**Short problem**
Write out each line that follows exactly as it stands, without the pictures.

**Stored records**
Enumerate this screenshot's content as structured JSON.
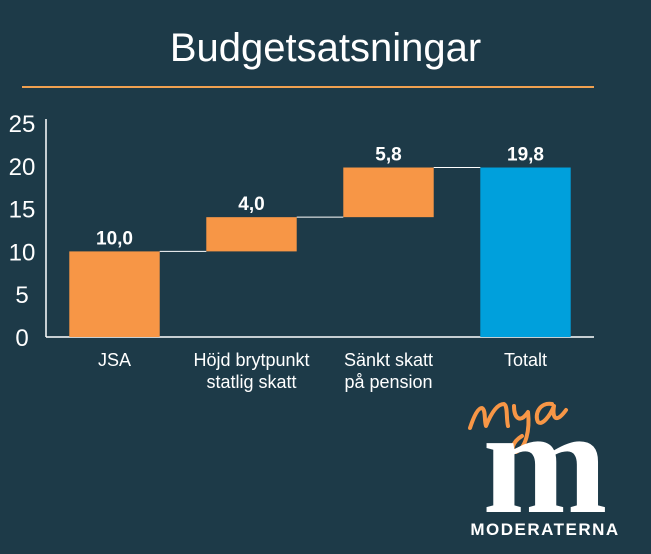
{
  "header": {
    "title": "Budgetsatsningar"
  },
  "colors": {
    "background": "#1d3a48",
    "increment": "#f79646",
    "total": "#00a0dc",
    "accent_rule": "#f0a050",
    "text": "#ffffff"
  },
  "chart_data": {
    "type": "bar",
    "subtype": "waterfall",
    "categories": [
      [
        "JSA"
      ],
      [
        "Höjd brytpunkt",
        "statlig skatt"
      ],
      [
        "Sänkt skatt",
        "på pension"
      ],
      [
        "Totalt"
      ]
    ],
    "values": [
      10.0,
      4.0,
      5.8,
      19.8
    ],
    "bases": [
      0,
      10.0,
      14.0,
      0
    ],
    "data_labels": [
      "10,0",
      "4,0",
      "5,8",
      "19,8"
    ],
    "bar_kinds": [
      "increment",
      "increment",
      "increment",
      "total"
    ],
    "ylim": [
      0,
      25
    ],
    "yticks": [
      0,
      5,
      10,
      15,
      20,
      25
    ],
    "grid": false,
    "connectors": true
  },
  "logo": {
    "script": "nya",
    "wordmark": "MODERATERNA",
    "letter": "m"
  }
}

**Worked answer**
Enumerate this screenshot's content as structured JSON.
{
  "header": {
    "title": "Budgetsatsningar"
  },
  "colors": {
    "background": "#1d3a48",
    "increment": "#f79646",
    "total": "#00a0dc",
    "accent_rule": "#f0a050",
    "text": "#ffffff"
  },
  "chart_data": {
    "type": "bar",
    "subtype": "waterfall",
    "categories": [
      [
        "JSA"
      ],
      [
        "Höjd brytpunkt",
        "statlig skatt"
      ],
      [
        "Sänkt skatt",
        "på pension"
      ],
      [
        "Totalt"
      ]
    ],
    "values": [
      10.0,
      4.0,
      5.8,
      19.8
    ],
    "bases": [
      0,
      10.0,
      14.0,
      0
    ],
    "data_labels": [
      "10,0",
      "4,0",
      "5,8",
      "19,8"
    ],
    "bar_kinds": [
      "increment",
      "increment",
      "increment",
      "total"
    ],
    "ylim": [
      0,
      25
    ],
    "yticks": [
      0,
      5,
      10,
      15,
      20,
      25
    ],
    "grid": false,
    "connectors": true
  },
  "logo": {
    "script": "nya",
    "wordmark": "MODERATERNA",
    "letter": "m"
  }
}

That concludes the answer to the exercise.